Copy every line of the material below word for word, leaving out the pictures.

**** Extracted records ****

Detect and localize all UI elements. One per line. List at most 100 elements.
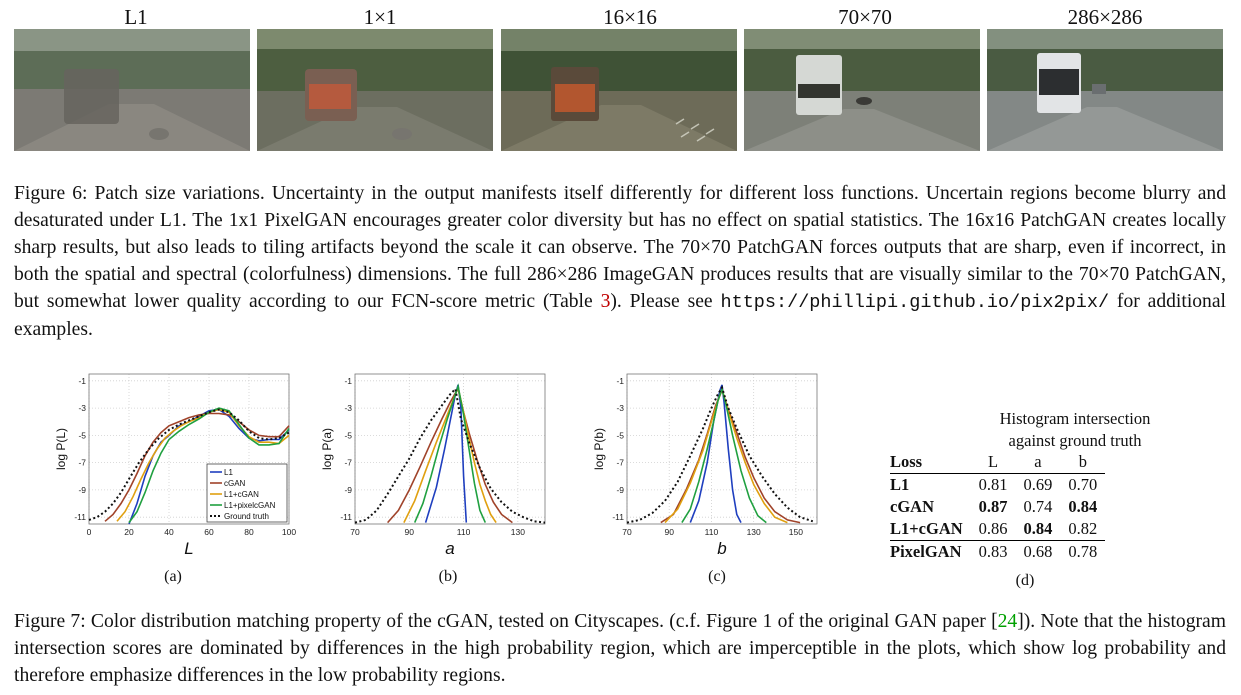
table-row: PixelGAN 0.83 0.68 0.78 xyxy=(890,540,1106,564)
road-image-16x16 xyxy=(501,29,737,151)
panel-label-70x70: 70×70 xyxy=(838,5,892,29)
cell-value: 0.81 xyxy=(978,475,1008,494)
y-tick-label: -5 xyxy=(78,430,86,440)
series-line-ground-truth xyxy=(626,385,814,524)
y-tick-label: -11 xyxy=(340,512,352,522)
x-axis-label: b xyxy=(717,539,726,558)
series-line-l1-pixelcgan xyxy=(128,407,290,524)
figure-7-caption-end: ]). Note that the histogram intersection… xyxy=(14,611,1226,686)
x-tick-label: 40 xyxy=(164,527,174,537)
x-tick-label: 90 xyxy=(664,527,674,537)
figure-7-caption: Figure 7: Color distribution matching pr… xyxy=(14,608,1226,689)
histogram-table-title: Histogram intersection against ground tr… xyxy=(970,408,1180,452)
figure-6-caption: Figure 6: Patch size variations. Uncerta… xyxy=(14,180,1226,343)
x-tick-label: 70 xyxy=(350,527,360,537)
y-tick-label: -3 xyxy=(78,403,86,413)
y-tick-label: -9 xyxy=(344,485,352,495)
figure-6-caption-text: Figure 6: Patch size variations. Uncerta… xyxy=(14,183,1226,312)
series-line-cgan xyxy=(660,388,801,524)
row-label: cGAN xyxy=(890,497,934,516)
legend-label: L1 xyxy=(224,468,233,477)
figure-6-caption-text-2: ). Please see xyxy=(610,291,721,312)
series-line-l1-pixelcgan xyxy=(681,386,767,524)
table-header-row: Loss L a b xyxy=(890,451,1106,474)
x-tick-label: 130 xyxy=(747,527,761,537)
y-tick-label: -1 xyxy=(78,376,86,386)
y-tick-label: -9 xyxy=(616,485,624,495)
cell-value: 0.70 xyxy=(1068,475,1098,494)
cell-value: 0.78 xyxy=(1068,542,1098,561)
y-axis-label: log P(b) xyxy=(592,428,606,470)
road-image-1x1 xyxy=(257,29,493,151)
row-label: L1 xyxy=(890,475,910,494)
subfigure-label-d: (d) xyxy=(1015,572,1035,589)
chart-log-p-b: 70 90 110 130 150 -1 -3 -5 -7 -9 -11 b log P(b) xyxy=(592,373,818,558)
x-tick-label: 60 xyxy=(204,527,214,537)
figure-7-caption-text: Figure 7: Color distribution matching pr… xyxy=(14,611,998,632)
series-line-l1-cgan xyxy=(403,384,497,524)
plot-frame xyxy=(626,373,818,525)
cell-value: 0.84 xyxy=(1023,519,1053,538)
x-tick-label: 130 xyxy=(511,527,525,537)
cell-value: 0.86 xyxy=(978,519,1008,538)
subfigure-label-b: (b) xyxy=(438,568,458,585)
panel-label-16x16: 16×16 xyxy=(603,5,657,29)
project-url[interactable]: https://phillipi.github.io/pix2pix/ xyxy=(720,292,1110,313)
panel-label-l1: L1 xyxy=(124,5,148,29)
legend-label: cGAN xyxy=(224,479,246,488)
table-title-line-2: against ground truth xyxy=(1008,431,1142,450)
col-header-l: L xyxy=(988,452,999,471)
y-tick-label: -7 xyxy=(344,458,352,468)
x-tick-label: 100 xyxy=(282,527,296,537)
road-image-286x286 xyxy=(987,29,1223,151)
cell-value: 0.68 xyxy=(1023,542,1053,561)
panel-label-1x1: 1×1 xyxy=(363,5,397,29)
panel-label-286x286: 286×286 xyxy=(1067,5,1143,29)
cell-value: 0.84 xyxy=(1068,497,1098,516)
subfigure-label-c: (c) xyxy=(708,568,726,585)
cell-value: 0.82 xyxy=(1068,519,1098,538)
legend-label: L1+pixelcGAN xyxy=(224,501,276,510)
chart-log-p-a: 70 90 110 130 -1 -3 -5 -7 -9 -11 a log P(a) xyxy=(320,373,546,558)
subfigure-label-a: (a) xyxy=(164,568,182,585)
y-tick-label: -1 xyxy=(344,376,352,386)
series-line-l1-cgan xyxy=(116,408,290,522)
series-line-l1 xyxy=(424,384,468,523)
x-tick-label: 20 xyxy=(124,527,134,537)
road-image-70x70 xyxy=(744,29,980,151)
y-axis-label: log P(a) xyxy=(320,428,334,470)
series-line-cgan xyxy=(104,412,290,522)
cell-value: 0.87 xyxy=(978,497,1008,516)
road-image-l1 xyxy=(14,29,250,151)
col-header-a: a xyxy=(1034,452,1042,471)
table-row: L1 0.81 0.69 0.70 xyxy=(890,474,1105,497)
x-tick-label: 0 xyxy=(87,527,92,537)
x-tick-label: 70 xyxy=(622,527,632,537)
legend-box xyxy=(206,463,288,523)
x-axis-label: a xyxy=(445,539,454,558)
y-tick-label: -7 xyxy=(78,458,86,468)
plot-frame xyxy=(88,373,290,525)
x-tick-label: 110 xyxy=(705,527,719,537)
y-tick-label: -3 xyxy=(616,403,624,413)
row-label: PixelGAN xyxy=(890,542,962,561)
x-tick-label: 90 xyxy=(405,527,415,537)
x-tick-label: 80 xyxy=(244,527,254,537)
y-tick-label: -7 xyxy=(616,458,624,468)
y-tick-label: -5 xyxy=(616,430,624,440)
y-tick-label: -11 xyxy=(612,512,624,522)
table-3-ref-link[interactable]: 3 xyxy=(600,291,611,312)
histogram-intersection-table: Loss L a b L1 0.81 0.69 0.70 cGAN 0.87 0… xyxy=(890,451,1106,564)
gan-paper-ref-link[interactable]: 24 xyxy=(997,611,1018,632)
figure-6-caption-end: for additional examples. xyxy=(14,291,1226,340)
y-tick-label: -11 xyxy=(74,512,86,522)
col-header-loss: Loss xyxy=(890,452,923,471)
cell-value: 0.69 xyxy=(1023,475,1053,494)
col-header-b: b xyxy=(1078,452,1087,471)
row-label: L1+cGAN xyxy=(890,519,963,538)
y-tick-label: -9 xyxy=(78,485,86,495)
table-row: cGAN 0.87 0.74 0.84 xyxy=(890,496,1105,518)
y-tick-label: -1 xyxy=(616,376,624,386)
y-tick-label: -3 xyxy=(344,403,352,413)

****

Answer below:
Detect and localize all UI elements. One per line. List at most 100 elements.
table-row: PixelGAN 0.83 0.68 0.78 xyxy=(890,540,1106,564)
road-image-16x16 xyxy=(501,29,737,151)
panel-label-70x70: 70×70 xyxy=(838,5,892,29)
cell-value: 0.81 xyxy=(978,475,1008,494)
y-tick-label: -5 xyxy=(78,430,86,440)
series-line-ground-truth xyxy=(626,385,814,524)
y-tick-label: -11 xyxy=(340,512,352,522)
x-axis-label: b xyxy=(717,539,726,558)
series-line-l1-pixelcgan xyxy=(128,407,290,524)
figure-7-caption-end: ]). Note that the histogram intersection… xyxy=(14,611,1226,686)
x-tick-label: 40 xyxy=(164,527,174,537)
x-tick-label: 90 xyxy=(664,527,674,537)
figure-7-caption: Figure 7: Color distribution matching pr… xyxy=(14,608,1226,689)
histogram-table-title: Histogram intersection against ground tr… xyxy=(970,408,1180,452)
figure-6-caption: Figure 6: Patch size variations. Uncerta… xyxy=(14,180,1226,343)
x-tick-label: 70 xyxy=(350,527,360,537)
y-tick-label: -3 xyxy=(78,403,86,413)
y-tick-label: -9 xyxy=(344,485,352,495)
figure-6-caption-text: Figure 6: Patch size variations. Uncerta… xyxy=(14,183,1226,312)
series-line-cgan xyxy=(660,388,801,524)
row-label: cGAN xyxy=(890,497,934,516)
legend-label: L1 xyxy=(224,468,233,477)
figure-6-caption-text-2: ). Please see xyxy=(610,291,721,312)
series-line-l1-pixelcgan xyxy=(681,386,767,524)
table-header-row: Loss L a b xyxy=(890,451,1106,474)
x-tick-label: 130 xyxy=(747,527,761,537)
y-tick-label: -1 xyxy=(78,376,86,386)
y-tick-label: -9 xyxy=(616,485,624,495)
cell-value: 0.70 xyxy=(1068,475,1098,494)
cell-value: 0.78 xyxy=(1068,542,1098,561)
y-axis-label: log P(b) xyxy=(592,428,606,470)
road-image-1x1 xyxy=(257,29,493,151)
row-label: L1 xyxy=(890,475,910,494)
subfigure-label-d: (d) xyxy=(1015,572,1035,589)
chart-log-p-b: 70 90 110 130 150 -1 -3 -5 -7 -9 -11 b log P(b) xyxy=(592,373,818,558)
x-tick-label: 60 xyxy=(204,527,214,537)
figure-7-caption-text: Figure 7: Color distribution matching pr… xyxy=(14,611,998,632)
series-line-l1-cgan xyxy=(403,384,497,524)
plot-frame xyxy=(626,373,818,525)
cell-value: 0.84 xyxy=(1023,519,1053,538)
x-tick-label: 130 xyxy=(511,527,525,537)
cell-value: 0.86 xyxy=(978,519,1008,538)
subfigure-label-b: (b) xyxy=(438,568,458,585)
panel-label-16x16: 16×16 xyxy=(603,5,657,29)
project-url[interactable]: https://phillipi.github.io/pix2pix/ xyxy=(720,292,1110,313)
panel-label-l1: L1 xyxy=(124,5,148,29)
legend-label: cGAN xyxy=(224,479,246,488)
table-title-line-2: against ground truth xyxy=(1008,431,1142,450)
col-header-l: L xyxy=(988,452,999,471)
y-tick-label: -7 xyxy=(344,458,352,468)
x-tick-label: 100 xyxy=(282,527,296,537)
road-image-286x286 xyxy=(987,29,1223,151)
cell-value: 0.68 xyxy=(1023,542,1053,561)
panel-label-1x1: 1×1 xyxy=(363,5,397,29)
panel-label-286x286: 286×286 xyxy=(1067,5,1143,29)
cell-value: 0.84 xyxy=(1068,497,1098,516)
subfigure-label-c: (c) xyxy=(708,568,726,585)
cell-value: 0.82 xyxy=(1068,519,1098,538)
legend-label: L1+pixelcGAN xyxy=(224,501,276,510)
chart-log-p-a: 70 90 110 130 -1 -3 -5 -7 -9 -11 a log P(a) xyxy=(320,373,546,558)
subfigure-label-a: (a) xyxy=(164,568,182,585)
y-tick-label: -1 xyxy=(344,376,352,386)
series-line-l1-cgan xyxy=(116,408,290,522)
series-line-l1 xyxy=(424,384,468,523)
x-tick-label: 20 xyxy=(124,527,134,537)
road-image-70x70 xyxy=(744,29,980,151)
y-axis-label: log P(a) xyxy=(320,428,334,470)
series-line-cgan xyxy=(104,412,290,522)
cell-value: 0.87 xyxy=(978,497,1008,516)
road-image-l1 xyxy=(14,29,250,151)
col-header-a: a xyxy=(1034,452,1042,471)
table-row: L1 0.81 0.69 0.70 xyxy=(890,474,1105,497)
x-tick-label: 0 xyxy=(87,527,92,537)
x-tick-label: 70 xyxy=(622,527,632,537)
legend-box xyxy=(206,463,288,523)
x-axis-label: a xyxy=(445,539,454,558)
y-tick-label: -7 xyxy=(78,458,86,468)
plot-frame xyxy=(88,373,290,525)
x-tick-label: 110 xyxy=(705,527,719,537)
y-tick-label: -3 xyxy=(616,403,624,413)
row-label: PixelGAN xyxy=(890,542,962,561)
x-tick-label: 90 xyxy=(405,527,415,537)
x-tick-label: 80 xyxy=(244,527,254,537)
y-tick-label: -7 xyxy=(616,458,624,468)
y-tick-label: -5 xyxy=(616,430,624,440)
y-tick-label: -11 xyxy=(612,512,624,522)
table-3-ref-link[interactable]: 3 xyxy=(600,291,611,312)
histogram-intersection-table: Loss L a b L1 0.81 0.69 0.70 cGAN 0.87 0… xyxy=(890,451,1106,564)
gan-paper-ref-link[interactable]: 24 xyxy=(997,611,1018,632)
figure-6-caption-end: for additional examples. xyxy=(14,291,1226,340)
y-tick-label: -11 xyxy=(74,512,86,522)
col-header-loss: Loss xyxy=(890,452,923,471)
cell-value: 0.69 xyxy=(1023,475,1053,494)
col-header-b: b xyxy=(1078,452,1087,471)
row-label: L1+cGAN xyxy=(890,519,963,538)
y-tick-label: -9 xyxy=(78,485,86,495)
table-row: cGAN 0.87 0.74 0.84 xyxy=(890,496,1105,518)
y-tick-label: -1 xyxy=(616,376,624,386)
y-tick-label: -3 xyxy=(344,403,352,413)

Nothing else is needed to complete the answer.